Selected excerpt -
Now we are ready to train our model using the train() function. An epoch means one pass through the whole training data. After each epoch, we evaluate the model using validate().

In [None]:
%%time

epochs = 5

# Keep track of stats to plot them
train_losses = []
train_accuracies = []
val_losses = []
val_accuracies = []

for epoch in range(1, epochs + 1):
    train_result = train(epoch, model, train_loader)
    train_losses.append(train_result["loss"])
    train_accuracies.append(train_result["accuracy"])
    
    val_result = validate(model, test_loader)
    val_losses.append(val_result["loss"])
    val_accuracies.append(val_result["accuracy"])

## Loss and Accuracy evaluation during training

Let's now visualize how the training progressed.

Loss is a function of the difference of the network output and the target values. We are minimizing the loss function during training so it should decrease over time.
Accuracy is the classification accuracy for the test data.

In [None]:
f = plt.figure(figsize=(12,4))
ax1 = f.add_subplot(121)
ax2 = f.add_subplot(122)

ax1.plot(train_losses, label='Training loss')
ax1.plot(val_losses, label='Testing loss')
ax1.legend()
ax1.grid()

ax2.plot(train_accuracies, label='Training acc')
ax2.plot(val_accuracies, label='Test acc')
ax2.legend()
ax2.grid()

### Confusion matrix


In [18]:
# val_result is from the validation of the last epoch above.
# But you could run it specifically with:
#
# val_result = validate(model, test_loader)

confusion_matrix(val_result["predictions"], val_result["targets"])

### Plot the weights
The weights connected to a given neuron, when using a one-layer network, have the same shape as the input. They can therefore be plot. To do so we need to re-scale the weight values into 0-255 pixel values.

In [None]:
# The weight of the classification layer
classifier_weight = model.fc1.weight.detach().cpu()

print(f"Weight of classification layer has size: {classifier_weight.size()}")

fig = plt.figure(figsize=(12,12))
# Plot the weight as an image for each class
# because the size is: [num_classes x num_inputs],
# it can be iterated over the first dimension to
# get the weight for each individual class.

for i, weight in enumerate(classifier_weight):
    ax = fig.add_subplot(1, 10, 1+i)
    # now put back the pixel values to 0-255 doing a min-max norm and multiplying by 255
    min_value = #...
    max_value = #...
    im = #...
    ax.axis('off')
    ax.imshow(im.reshape(28, 28))

Information shown -

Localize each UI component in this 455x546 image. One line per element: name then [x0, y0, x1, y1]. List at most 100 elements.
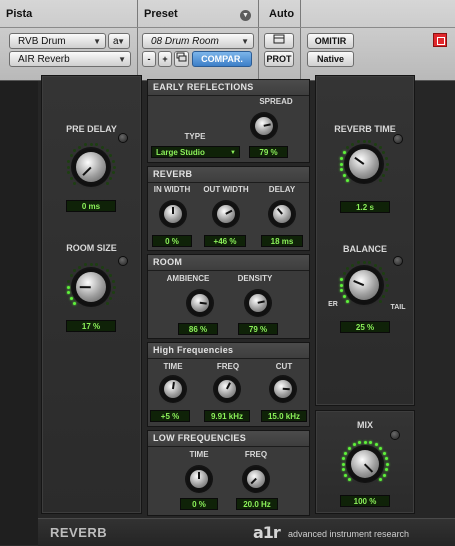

Exercise task 1 - In the model-training notebook, which empty lists are created under the comment about keeping track of stats? Please name each one.
Exercise task 2 -
Answer these from the model-training notebook:
(a) How many epochs does the training loop run?
(b) What does one epoch mean?
(c) Into what range must the weight values be re-scaled so they can be plotted?
Exercise task 3 - Set down the part of the model-training notebook that starts at "ax2 = f.add_subplot(122)" and ends at "ax2.legend()".

Final answer 1 -
train_losses
train_accuracies
val_losses
val_accuracies

Final answer 2 -
(a) 5
(b) One pass through the whole training data.
(c) 0-255 pixel values.

Final answer 3 -
ax2 = f.add_subplot(122)

ax1.plot(train_losses, label='Training loss')
ax1.plot(val_losses, label='Testing loss')
ax1.legend()
ax1.grid()

ax2.plot(train_accuracies, label='Training acc')
ax2.plot(val_accuracies, label='Test acc')
ax2.legend()